start

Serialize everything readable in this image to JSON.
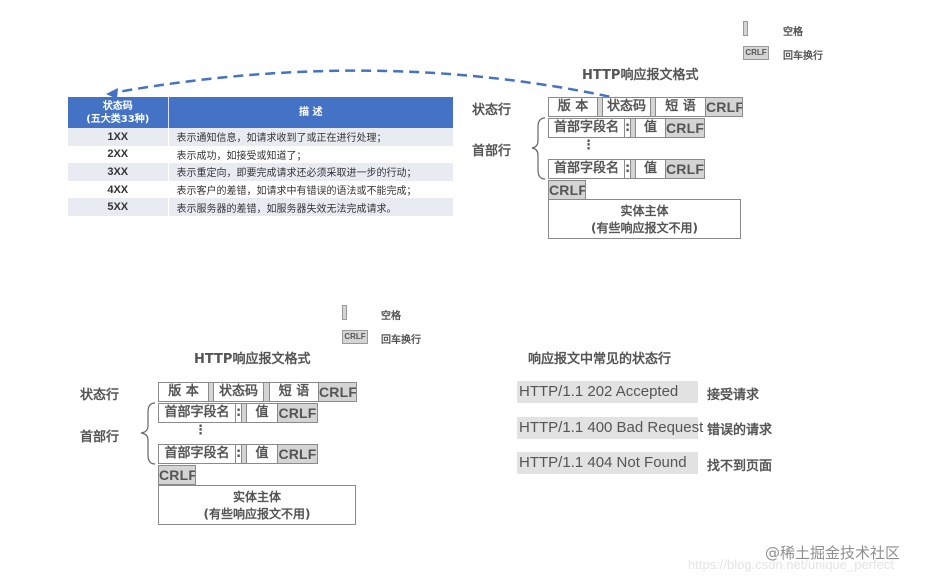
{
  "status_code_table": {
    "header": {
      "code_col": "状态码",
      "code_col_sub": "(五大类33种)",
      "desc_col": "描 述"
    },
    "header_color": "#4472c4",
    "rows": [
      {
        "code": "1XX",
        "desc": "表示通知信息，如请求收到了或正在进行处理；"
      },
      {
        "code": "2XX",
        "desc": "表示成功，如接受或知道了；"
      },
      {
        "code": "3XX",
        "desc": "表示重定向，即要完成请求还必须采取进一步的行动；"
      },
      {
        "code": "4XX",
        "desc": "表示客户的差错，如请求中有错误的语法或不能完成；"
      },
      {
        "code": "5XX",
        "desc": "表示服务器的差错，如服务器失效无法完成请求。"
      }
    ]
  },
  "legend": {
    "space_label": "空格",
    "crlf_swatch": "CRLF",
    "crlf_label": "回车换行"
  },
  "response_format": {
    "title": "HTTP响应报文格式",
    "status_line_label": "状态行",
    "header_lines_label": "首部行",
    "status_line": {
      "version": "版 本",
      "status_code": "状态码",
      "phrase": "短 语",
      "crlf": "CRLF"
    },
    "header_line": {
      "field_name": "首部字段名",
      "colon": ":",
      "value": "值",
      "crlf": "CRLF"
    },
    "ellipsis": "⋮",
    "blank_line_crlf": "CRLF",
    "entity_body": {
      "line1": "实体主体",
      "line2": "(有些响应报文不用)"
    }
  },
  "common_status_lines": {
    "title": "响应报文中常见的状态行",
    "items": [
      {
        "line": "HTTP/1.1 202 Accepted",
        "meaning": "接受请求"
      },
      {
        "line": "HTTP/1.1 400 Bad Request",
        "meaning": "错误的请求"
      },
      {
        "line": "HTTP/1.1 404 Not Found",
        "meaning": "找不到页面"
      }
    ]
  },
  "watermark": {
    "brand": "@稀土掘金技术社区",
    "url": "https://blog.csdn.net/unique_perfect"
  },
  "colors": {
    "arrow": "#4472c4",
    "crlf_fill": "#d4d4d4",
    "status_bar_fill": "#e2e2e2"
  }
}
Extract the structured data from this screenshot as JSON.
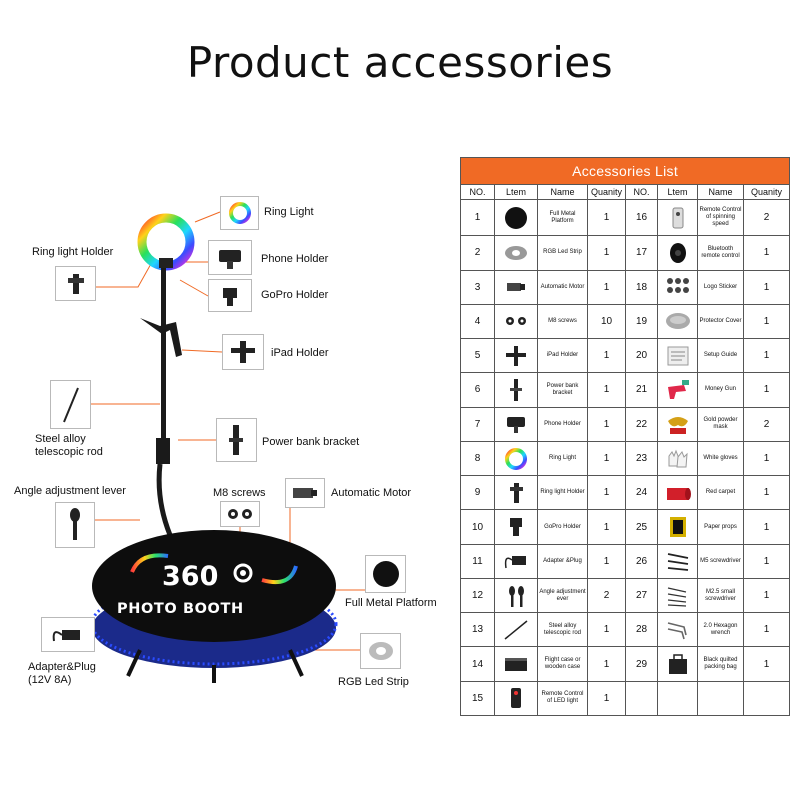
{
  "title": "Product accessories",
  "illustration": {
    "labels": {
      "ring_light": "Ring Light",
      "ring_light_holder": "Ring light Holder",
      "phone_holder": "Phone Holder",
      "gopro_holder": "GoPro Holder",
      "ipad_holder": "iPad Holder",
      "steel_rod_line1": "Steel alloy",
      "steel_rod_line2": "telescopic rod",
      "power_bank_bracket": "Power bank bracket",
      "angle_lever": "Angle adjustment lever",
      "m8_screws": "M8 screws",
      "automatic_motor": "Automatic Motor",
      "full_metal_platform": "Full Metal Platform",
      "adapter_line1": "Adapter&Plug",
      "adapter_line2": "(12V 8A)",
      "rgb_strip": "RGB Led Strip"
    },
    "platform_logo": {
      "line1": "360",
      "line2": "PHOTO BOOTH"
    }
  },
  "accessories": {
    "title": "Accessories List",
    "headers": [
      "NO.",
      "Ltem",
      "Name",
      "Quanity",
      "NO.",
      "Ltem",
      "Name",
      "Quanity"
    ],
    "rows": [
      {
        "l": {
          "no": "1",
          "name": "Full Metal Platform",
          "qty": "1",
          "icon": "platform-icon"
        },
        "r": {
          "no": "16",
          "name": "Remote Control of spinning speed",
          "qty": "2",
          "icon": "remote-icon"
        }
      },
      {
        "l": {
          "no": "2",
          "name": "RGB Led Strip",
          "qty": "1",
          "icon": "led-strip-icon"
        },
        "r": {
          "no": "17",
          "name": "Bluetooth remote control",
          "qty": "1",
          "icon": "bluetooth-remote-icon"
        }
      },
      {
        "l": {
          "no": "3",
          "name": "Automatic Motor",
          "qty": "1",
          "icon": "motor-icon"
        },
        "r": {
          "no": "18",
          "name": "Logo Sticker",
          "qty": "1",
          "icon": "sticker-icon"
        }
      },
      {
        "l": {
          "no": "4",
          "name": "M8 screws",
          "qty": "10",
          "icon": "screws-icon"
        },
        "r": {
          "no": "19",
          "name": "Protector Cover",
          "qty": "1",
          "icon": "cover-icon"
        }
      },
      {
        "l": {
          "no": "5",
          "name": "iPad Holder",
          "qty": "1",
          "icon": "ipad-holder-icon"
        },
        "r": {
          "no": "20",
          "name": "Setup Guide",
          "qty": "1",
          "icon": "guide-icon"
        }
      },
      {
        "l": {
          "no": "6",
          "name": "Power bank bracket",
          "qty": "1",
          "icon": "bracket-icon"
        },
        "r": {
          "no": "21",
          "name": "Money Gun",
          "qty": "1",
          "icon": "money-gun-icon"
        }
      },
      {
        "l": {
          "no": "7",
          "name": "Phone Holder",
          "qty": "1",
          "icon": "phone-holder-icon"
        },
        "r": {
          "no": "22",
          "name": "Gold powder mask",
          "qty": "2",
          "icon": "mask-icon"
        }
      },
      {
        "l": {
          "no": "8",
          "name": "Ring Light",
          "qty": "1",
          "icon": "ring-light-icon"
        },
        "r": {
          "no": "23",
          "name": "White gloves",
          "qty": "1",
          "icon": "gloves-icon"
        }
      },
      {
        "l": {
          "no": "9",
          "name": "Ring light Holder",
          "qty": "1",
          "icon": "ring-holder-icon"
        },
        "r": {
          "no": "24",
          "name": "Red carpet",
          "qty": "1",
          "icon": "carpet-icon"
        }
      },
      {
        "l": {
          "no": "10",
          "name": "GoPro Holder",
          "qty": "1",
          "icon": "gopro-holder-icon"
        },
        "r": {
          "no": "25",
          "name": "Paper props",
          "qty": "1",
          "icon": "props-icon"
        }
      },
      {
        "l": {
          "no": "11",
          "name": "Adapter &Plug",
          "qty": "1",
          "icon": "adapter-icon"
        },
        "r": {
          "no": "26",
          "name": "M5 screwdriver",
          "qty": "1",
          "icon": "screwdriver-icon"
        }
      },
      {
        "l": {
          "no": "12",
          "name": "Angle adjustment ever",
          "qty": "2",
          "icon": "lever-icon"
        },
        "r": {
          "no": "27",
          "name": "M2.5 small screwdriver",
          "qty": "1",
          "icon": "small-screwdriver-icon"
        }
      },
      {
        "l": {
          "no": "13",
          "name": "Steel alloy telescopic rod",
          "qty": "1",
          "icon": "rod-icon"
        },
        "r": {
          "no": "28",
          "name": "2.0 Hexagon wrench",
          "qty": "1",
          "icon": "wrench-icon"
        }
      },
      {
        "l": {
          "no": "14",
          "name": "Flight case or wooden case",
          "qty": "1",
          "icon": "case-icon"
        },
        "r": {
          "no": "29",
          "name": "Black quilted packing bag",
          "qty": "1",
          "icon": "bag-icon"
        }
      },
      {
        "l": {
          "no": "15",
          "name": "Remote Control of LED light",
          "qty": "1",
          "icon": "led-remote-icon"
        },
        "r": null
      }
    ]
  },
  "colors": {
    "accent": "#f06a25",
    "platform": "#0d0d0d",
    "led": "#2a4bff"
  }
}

end

## The request
Return every line containing "meaning".

## Task response
        "meaning": "接受请求"
        "meaning": "错误的请求"
        "meaning": "找不到页面"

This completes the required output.